OBJECTIVE -
Reproduce the records. Keep every word exact and include no images.

(Records that describe figures)
--------------------------------------------------

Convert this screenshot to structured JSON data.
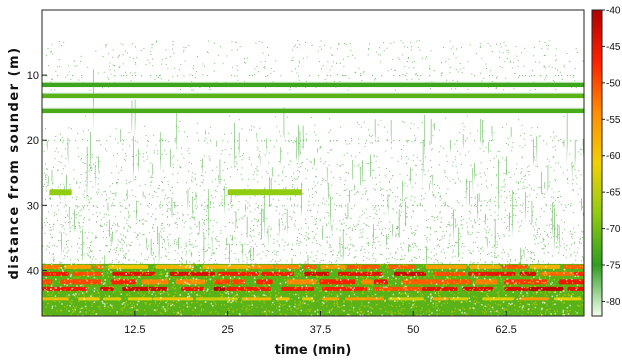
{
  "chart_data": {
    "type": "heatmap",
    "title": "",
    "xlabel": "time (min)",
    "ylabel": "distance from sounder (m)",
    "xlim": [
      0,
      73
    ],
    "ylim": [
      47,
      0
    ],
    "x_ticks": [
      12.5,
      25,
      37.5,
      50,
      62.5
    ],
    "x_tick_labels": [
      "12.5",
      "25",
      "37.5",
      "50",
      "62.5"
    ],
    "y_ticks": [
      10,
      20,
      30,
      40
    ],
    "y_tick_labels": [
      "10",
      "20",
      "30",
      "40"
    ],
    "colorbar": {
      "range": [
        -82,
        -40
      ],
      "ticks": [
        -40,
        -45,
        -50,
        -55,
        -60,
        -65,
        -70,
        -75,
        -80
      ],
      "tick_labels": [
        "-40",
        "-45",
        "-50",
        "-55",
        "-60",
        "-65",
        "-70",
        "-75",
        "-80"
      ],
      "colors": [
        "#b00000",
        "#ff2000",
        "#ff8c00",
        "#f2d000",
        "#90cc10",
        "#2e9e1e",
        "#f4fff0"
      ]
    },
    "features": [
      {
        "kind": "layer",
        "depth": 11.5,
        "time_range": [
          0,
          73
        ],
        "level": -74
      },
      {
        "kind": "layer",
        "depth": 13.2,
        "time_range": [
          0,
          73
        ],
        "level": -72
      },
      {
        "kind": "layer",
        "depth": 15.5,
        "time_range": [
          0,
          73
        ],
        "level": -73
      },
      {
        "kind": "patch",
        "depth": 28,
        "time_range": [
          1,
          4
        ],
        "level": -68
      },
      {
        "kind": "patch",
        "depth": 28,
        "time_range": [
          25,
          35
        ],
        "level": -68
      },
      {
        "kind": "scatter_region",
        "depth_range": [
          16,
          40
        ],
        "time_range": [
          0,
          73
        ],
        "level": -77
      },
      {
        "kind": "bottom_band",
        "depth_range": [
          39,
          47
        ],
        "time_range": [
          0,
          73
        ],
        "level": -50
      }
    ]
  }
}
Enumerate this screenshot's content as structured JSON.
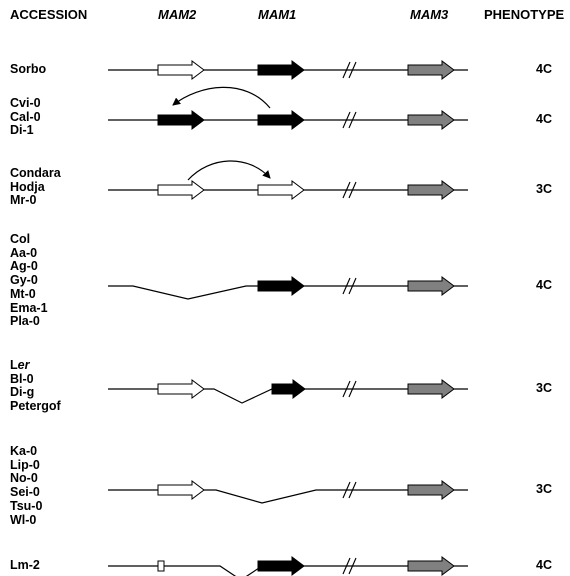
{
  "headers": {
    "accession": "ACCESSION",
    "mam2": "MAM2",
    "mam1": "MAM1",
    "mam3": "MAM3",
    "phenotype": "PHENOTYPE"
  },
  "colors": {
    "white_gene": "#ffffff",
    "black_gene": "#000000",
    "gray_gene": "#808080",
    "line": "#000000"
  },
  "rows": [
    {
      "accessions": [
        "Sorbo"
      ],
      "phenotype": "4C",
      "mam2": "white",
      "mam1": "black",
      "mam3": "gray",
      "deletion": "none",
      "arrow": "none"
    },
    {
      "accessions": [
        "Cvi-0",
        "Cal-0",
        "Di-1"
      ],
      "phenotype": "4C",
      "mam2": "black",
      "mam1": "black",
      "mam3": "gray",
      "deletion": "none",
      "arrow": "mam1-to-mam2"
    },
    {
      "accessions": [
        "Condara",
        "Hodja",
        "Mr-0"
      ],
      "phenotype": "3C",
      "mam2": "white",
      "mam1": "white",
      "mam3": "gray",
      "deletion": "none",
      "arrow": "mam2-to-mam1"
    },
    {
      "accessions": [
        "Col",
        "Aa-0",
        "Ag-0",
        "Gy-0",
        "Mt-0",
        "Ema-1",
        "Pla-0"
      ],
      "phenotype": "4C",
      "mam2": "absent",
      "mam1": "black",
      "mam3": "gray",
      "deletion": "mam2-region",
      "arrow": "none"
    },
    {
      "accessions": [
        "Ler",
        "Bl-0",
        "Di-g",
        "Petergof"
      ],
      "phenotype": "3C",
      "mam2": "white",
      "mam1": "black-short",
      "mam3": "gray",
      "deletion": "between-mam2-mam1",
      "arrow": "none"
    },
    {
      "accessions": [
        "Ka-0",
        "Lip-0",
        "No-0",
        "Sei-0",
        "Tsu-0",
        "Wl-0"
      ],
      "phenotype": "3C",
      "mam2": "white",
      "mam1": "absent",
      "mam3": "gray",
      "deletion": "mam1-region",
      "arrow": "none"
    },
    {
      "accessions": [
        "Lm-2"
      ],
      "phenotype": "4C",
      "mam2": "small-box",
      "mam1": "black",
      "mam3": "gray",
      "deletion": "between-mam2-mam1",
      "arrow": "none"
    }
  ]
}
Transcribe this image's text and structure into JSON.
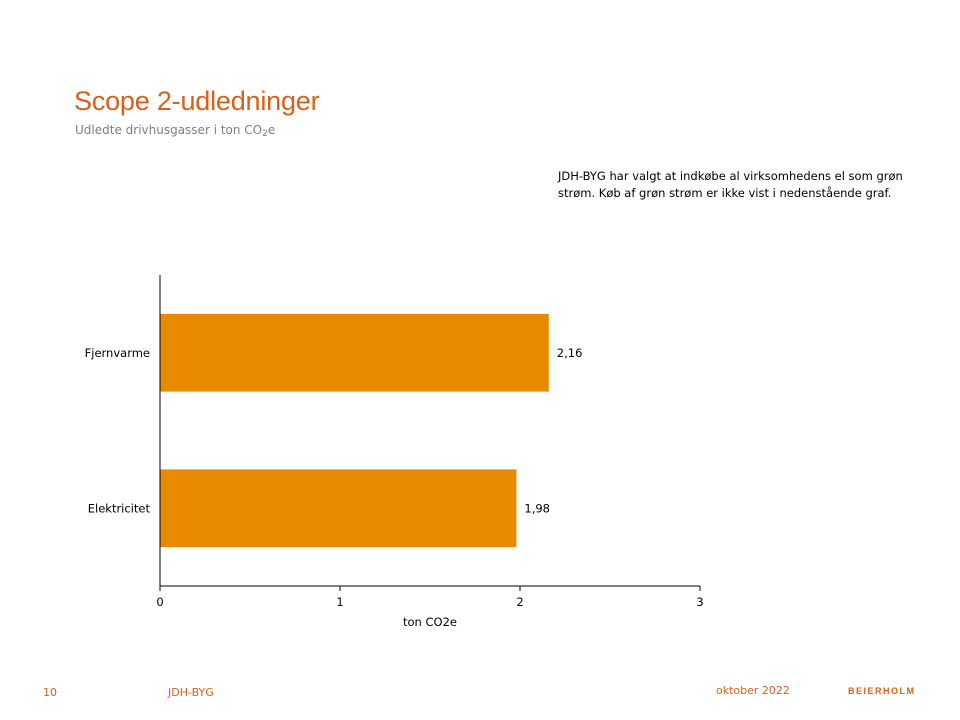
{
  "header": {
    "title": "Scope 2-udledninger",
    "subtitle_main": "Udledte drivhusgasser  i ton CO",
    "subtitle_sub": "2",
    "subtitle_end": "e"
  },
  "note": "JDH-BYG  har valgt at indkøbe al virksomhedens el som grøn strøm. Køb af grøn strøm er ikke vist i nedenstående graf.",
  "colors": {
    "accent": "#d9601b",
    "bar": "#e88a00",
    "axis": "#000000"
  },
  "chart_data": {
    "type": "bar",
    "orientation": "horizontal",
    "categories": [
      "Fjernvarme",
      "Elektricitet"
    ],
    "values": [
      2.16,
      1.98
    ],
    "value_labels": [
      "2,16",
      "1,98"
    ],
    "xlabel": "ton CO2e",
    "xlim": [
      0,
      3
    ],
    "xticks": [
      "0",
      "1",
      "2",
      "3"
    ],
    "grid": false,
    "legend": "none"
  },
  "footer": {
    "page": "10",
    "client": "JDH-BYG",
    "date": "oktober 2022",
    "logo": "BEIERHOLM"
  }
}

--------------------------------------------------

THE SOLUTION -
Convert this screenshot to structured JSON data.
{
  "chart_data": {
    "type": "heatmap",
    "title": "",
    "xlabel": "time (min)",
    "ylabel": "distance from sounder (m)",
    "xlim": [
      0,
      73
    ],
    "ylim": [
      47,
      0
    ],
    "x_ticks": [
      12.5,
      25,
      37.5,
      50,
      62.5
    ],
    "x_tick_labels": [
      "12.5",
      "25",
      "37.5",
      "50",
      "62.5"
    ],
    "y_ticks": [
      10,
      20,
      30,
      40
    ],
    "y_tick_labels": [
      "10",
      "20",
      "30",
      "40"
    ],
    "colorbar": {
      "range": [
        -82,
        -40
      ],
      "ticks": [
        -40,
        -45,
        -50,
        -55,
        -60,
        -65,
        -70,
        -75,
        -80
      ],
      "tick_labels": [
        "-40",
        "-45",
        "-50",
        "-55",
        "-60",
        "-65",
        "-70",
        "-75",
        "-80"
      ],
      "colors": [
        "#b00000",
        "#ff2000",
        "#ff8c00",
        "#f2d000",
        "#90cc10",
        "#2e9e1e",
        "#f4fff0"
      ]
    },
    "features": [
      {
        "kind": "layer",
        "depth": 11.5,
        "time_range": [
          0,
          73
        ],
        "level": -74
      },
      {
        "kind": "layer",
        "depth": 13.2,
        "time_range": [
          0,
          73
        ],
        "level": -72
      },
      {
        "kind": "layer",
        "depth": 15.5,
        "time_range": [
          0,
          73
        ],
        "level": -73
      },
      {
        "kind": "patch",
        "depth": 28,
        "time_range": [
          1,
          4
        ],
        "level": -68
      },
      {
        "kind": "patch",
        "depth": 28,
        "time_range": [
          25,
          35
        ],
        "level": -68
      },
      {
        "kind": "scatter_region",
        "depth_range": [
          16,
          40
        ],
        "time_range": [
          0,
          73
        ],
        "level": -77
      },
      {
        "kind": "bottom_band",
        "depth_range": [
          39,
          47
        ],
        "time_range": [
          0,
          73
        ],
        "level": -50
      }
    ]
  }
}
Enumerate this screenshot's content as structured JSON.
{
  "headers": {
    "accession": "ACCESSION",
    "mam2": "MAM2",
    "mam1": "MAM1",
    "mam3": "MAM3",
    "phenotype": "PHENOTYPE"
  },
  "colors": {
    "white_gene": "#ffffff",
    "black_gene": "#000000",
    "gray_gene": "#808080",
    "line": "#000000"
  },
  "rows": [
    {
      "accessions": [
        "Sorbo"
      ],
      "phenotype": "4C",
      "mam2": "white",
      "mam1": "black",
      "mam3": "gray",
      "deletion": "none",
      "arrow": "none"
    },
    {
      "accessions": [
        "Cvi-0",
        "Cal-0",
        "Di-1"
      ],
      "phenotype": "4C",
      "mam2": "black",
      "mam1": "black",
      "mam3": "gray",
      "deletion": "none",
      "arrow": "mam1-to-mam2"
    },
    {
      "accessions": [
        "Condara",
        "Hodja",
        "Mr-0"
      ],
      "phenotype": "3C",
      "mam2": "white",
      "mam1": "white",
      "mam3": "gray",
      "deletion": "none",
      "arrow": "mam2-to-mam1"
    },
    {
      "accessions": [
        "Col",
        "Aa-0",
        "Ag-0",
        "Gy-0",
        "Mt-0",
        "Ema-1",
        "Pla-0"
      ],
      "phenotype": "4C",
      "mam2": "absent",
      "mam1": "black",
      "mam3": "gray",
      "deletion": "mam2-region",
      "arrow": "none"
    },
    {
      "accessions": [
        "Ler",
        "Bl-0",
        "Di-g",
        "Petergof"
      ],
      "phenotype": "3C",
      "mam2": "white",
      "mam1": "black-short",
      "mam3": "gray",
      "deletion": "between-mam2-mam1",
      "arrow": "none"
    },
    {
      "accessions": [
        "Ka-0",
        "Lip-0",
        "No-0",
        "Sei-0",
        "Tsu-0",
        "Wl-0"
      ],
      "phenotype": "3C",
      "mam2": "white",
      "mam1": "absent",
      "mam3": "gray",
      "deletion": "mam1-region",
      "arrow": "none"
    },
    {
      "accessions": [
        "Lm-2"
      ],
      "phenotype": "4C",
      "mam2": "small-box",
      "mam1": "black",
      "mam3": "gray",
      "deletion": "between-mam2-mam1",
      "arrow": "none"
    }
  ]
}
Transcribe this image's text and structure into JSON.
{
  "header": {
    "title": "Scope 2-udledninger",
    "subtitle_main": "Udledte drivhusgasser  i ton CO",
    "subtitle_sub": "2",
    "subtitle_end": "e"
  },
  "note": "JDH-BYG  har valgt at indkøbe al virksomhedens el som grøn strøm. Køb af grøn strøm er ikke vist i nedenstående graf.",
  "colors": {
    "accent": "#d9601b",
    "bar": "#e88a00",
    "axis": "#000000"
  },
  "chart_data": {
    "type": "bar",
    "orientation": "horizontal",
    "categories": [
      "Fjernvarme",
      "Elektricitet"
    ],
    "values": [
      2.16,
      1.98
    ],
    "value_labels": [
      "2,16",
      "1,98"
    ],
    "xlabel": "ton CO2e",
    "xlim": [
      0,
      3
    ],
    "xticks": [
      "0",
      "1",
      "2",
      "3"
    ],
    "grid": false,
    "legend": "none"
  },
  "footer": {
    "page": "10",
    "client": "JDH-BYG",
    "date": "oktober 2022",
    "logo": "BEIERHOLM"
  }
}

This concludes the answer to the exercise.